> [TASK DESCRIPTION]:
Transcribe the listing verbatim. Do not carry over any pictures.

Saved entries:
━━━━━━━━━━━━━━━━━━━━━━━━━━━━━━

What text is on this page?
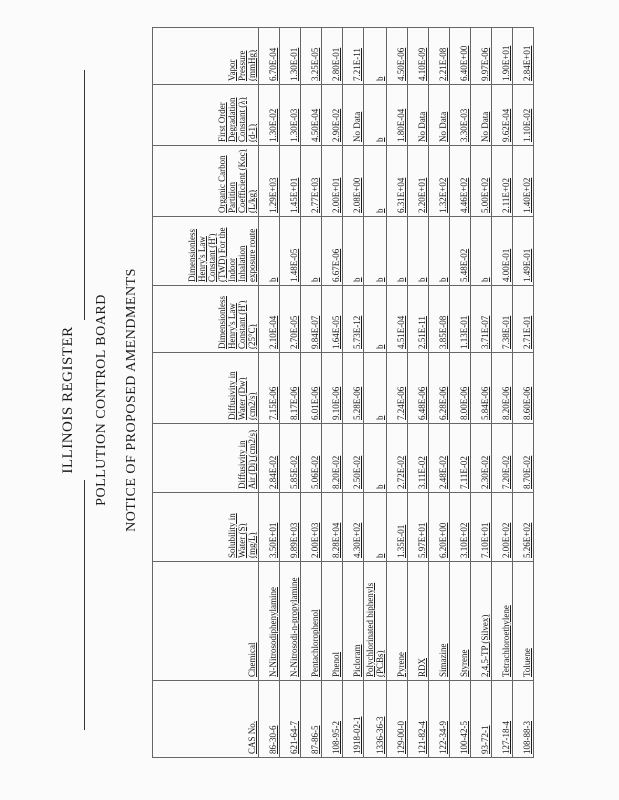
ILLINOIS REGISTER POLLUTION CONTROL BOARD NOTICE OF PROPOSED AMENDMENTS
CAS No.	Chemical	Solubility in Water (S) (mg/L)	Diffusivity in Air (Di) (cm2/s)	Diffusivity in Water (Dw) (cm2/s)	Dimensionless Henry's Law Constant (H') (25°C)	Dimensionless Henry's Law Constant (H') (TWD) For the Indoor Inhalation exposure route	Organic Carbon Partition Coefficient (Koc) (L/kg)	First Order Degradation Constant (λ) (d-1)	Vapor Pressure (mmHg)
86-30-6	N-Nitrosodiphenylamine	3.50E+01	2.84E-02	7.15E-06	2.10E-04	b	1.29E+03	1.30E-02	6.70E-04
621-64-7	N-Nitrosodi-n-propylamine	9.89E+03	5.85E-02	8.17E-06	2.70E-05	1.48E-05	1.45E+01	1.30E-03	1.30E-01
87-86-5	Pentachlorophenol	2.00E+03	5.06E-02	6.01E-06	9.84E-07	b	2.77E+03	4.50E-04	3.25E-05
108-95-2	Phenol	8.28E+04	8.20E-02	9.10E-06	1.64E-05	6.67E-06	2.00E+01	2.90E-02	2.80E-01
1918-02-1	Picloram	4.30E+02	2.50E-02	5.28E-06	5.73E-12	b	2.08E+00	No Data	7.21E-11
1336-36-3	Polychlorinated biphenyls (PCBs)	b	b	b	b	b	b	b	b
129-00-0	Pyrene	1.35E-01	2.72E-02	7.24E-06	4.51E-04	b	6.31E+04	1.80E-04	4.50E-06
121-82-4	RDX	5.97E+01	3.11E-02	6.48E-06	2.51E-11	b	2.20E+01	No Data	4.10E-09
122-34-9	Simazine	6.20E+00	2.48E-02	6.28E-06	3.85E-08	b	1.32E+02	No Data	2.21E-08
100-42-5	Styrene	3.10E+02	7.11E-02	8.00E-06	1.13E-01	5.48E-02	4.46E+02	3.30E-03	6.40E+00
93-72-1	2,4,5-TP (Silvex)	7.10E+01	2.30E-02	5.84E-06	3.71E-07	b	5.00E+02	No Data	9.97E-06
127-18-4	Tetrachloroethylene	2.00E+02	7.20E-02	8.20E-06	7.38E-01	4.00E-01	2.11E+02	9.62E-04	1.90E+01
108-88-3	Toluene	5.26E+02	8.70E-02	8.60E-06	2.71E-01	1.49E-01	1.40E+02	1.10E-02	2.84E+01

━━━━━━━━━━━━━━━━━━━━━━━━━━━━━━

> [OUTPUT OF THE EXERCISE]:
What text is on this page?
ILLINOIS REGISTER POLLUTION CONTROL BOARD NOTICE OF PROPOSED AMENDMENTS
CAS No.	Chemical	Solubility in Water (S) (mg/L)	Diffusivity in Air (Di) (cm2/s)	Diffusivity in Water (Dw) (cm2/s)	Dimensionless Henry's Law Constant (H') (25°C)	Dimensionless Henry's Law Constant (H') (TWD) For the Indoor Inhalation exposure route	Organic Carbon Partition Coefficient (Koc) (L/kg)	First Order Degradation Constant (λ) (d-1)	Vapor Pressure (mmHg)
86-30-6	N-Nitrosodiphenylamine	3.50E+01	2.84E-02	7.15E-06	2.10E-04	b	1.29E+03	1.30E-02	6.70E-04
621-64-7	N-Nitrosodi-n-propylamine	9.89E+03	5.85E-02	8.17E-06	2.70E-05	1.48E-05	1.45E+01	1.30E-03	1.30E-01
87-86-5	Pentachlorophenol	2.00E+03	5.06E-02	6.01E-06	9.84E-07	b	2.77E+03	4.50E-04	3.25E-05
108-95-2	Phenol	8.28E+04	8.20E-02	9.10E-06	1.64E-05	6.67E-06	2.00E+01	2.90E-02	2.80E-01
1918-02-1	Picloram	4.30E+02	2.50E-02	5.28E-06	5.73E-12	b	2.08E+00	No Data	7.21E-11
1336-36-3	Polychlorinated biphenyls (PCBs)	b	b	b	b	b	b	b	b
129-00-0	Pyrene	1.35E-01	2.72E-02	7.24E-06	4.51E-04	b	6.31E+04	1.80E-04	4.50E-06
121-82-4	RDX	5.97E+01	3.11E-02	6.48E-06	2.51E-11	b	2.20E+01	No Data	4.10E-09
122-34-9	Simazine	6.20E+00	2.48E-02	6.28E-06	3.85E-08	b	1.32E+02	No Data	2.21E-08
100-42-5	Styrene	3.10E+02	7.11E-02	8.00E-06	1.13E-01	5.48E-02	4.46E+02	3.30E-03	6.40E+00
93-72-1	2,4,5-TP (Silvex)	7.10E+01	2.30E-02	5.84E-06	3.71E-07	b	5.00E+02	No Data	9.97E-06
127-18-4	Tetrachloroethylene	2.00E+02	7.20E-02	8.20E-06	7.38E-01	4.00E-01	2.11E+02	9.62E-04	1.90E+01
108-88-3	Toluene	5.26E+02	8.70E-02	8.60E-06	2.71E-01	1.49E-01	1.40E+02	1.10E-02	2.84E+01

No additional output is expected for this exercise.